Start Materials provided
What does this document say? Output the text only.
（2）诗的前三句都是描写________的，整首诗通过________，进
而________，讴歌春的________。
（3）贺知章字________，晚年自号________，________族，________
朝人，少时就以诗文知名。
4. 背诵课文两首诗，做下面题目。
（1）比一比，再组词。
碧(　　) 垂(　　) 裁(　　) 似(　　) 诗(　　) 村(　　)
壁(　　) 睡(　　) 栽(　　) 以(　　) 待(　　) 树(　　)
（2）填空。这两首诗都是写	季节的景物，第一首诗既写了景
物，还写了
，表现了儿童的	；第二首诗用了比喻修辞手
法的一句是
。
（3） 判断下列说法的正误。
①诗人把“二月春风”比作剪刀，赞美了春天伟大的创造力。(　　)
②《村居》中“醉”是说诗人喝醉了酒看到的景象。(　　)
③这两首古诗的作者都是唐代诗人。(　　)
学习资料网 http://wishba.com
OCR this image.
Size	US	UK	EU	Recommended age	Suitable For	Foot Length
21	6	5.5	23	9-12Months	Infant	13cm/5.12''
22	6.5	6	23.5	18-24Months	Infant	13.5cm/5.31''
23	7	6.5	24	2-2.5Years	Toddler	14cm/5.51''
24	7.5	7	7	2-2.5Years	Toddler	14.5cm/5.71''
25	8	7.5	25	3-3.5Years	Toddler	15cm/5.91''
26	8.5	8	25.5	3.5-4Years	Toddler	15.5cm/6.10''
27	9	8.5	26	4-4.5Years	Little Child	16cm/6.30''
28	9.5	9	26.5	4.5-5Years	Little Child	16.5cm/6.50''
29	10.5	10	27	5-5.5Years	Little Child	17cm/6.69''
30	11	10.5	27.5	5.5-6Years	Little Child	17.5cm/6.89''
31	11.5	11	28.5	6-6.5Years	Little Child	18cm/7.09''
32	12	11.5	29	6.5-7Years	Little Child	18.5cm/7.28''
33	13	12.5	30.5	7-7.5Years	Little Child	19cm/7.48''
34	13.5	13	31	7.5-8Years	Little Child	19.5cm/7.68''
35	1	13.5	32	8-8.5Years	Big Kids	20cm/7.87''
End Materials provided
> **Requirement**:
Point out every line holding the string "Toddler" and copy it.

> **The completed task**:
23	7	6.5	24	2-2.5Years	Toddler	14cm/5.51''
24	7.5	7	7	2-2.5Years	Toddler	14.5cm/5.71''
25	8	7.5	25	3-3.5Years	Toddler	15cm/5.91''
26	8.5	8	25.5	3.5-4Years	Toddler	15.5cm/6.10''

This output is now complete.